Given request: For the entries that follow, tally the lines holding the string "Districts". Give the total and nothing else.

Provided information:
------------------------------

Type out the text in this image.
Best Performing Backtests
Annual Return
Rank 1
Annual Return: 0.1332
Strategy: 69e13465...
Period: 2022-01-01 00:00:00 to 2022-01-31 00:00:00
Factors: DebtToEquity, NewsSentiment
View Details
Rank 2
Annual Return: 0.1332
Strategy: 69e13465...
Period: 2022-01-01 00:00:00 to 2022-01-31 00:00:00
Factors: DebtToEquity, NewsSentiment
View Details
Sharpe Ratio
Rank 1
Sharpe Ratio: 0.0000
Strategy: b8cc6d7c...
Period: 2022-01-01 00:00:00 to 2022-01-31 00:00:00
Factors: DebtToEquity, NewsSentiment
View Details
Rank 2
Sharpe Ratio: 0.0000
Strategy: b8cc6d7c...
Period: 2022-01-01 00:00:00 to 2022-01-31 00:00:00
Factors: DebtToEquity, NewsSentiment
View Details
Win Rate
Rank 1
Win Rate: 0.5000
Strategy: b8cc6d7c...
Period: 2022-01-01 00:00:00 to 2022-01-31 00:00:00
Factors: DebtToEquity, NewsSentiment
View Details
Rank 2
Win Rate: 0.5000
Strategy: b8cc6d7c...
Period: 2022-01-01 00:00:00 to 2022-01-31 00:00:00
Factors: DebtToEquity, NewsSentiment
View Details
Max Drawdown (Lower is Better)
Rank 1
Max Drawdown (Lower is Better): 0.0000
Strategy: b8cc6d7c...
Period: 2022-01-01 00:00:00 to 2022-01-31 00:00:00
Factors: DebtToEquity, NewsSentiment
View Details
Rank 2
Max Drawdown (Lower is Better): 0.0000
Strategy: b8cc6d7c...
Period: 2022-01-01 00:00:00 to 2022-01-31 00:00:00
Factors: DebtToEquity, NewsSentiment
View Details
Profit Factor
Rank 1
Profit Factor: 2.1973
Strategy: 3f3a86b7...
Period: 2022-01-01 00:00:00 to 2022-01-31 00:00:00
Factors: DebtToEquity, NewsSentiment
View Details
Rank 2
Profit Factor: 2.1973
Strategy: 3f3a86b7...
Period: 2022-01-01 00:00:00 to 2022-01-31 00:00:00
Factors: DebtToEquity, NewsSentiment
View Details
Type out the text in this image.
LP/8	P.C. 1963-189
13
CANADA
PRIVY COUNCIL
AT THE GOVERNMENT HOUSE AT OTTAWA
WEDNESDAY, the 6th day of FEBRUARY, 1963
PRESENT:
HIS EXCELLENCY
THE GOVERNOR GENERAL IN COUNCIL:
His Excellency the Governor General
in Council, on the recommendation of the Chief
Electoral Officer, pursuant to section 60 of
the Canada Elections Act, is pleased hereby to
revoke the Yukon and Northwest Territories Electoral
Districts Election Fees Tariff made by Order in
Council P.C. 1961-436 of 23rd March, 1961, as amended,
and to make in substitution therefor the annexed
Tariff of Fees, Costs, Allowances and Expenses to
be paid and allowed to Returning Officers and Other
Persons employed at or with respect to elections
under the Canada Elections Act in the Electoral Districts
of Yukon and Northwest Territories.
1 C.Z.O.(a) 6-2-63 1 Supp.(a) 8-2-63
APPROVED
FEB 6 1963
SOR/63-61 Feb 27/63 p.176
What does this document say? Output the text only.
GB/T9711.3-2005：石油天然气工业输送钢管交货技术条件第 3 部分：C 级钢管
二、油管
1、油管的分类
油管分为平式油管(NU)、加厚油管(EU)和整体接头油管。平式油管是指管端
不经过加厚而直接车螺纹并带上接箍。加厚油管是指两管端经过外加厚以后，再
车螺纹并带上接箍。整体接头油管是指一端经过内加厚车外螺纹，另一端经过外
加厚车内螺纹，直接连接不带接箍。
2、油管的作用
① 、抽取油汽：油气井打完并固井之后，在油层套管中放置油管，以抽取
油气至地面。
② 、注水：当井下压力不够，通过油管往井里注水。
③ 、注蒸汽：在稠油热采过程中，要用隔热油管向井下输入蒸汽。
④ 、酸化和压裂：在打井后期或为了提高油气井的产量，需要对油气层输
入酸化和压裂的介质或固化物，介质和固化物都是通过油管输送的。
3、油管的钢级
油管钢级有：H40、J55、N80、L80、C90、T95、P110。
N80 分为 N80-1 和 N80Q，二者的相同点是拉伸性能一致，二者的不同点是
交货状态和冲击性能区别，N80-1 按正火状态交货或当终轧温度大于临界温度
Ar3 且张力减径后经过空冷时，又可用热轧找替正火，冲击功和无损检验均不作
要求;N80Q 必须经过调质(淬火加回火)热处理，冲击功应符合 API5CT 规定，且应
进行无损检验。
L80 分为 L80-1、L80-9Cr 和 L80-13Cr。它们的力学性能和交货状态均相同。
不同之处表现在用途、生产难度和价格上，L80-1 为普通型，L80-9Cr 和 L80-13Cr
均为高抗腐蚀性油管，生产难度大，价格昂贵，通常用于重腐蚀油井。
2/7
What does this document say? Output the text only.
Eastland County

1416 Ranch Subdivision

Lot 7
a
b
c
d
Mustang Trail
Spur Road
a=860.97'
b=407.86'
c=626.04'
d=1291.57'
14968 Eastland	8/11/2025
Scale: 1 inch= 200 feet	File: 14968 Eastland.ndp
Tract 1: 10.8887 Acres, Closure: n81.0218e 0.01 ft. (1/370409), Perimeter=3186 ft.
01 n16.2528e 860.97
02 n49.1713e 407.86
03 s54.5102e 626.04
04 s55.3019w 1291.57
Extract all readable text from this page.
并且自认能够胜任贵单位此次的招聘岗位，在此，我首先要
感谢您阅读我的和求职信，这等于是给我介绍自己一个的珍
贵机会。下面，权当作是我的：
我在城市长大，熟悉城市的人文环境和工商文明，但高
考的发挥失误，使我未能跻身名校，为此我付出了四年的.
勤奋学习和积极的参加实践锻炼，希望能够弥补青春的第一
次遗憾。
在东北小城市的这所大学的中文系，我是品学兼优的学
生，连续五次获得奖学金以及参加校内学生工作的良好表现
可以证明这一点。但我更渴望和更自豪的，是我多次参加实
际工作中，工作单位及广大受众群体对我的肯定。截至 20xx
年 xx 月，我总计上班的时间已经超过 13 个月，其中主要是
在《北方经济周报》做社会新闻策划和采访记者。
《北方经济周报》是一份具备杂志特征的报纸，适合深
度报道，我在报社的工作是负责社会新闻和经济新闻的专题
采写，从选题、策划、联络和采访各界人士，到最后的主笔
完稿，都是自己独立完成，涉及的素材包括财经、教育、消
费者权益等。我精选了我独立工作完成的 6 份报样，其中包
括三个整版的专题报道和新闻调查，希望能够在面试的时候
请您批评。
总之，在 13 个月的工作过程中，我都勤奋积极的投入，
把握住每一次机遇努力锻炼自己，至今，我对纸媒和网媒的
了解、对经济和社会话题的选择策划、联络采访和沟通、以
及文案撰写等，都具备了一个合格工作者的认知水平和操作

------------------------------

The output: 2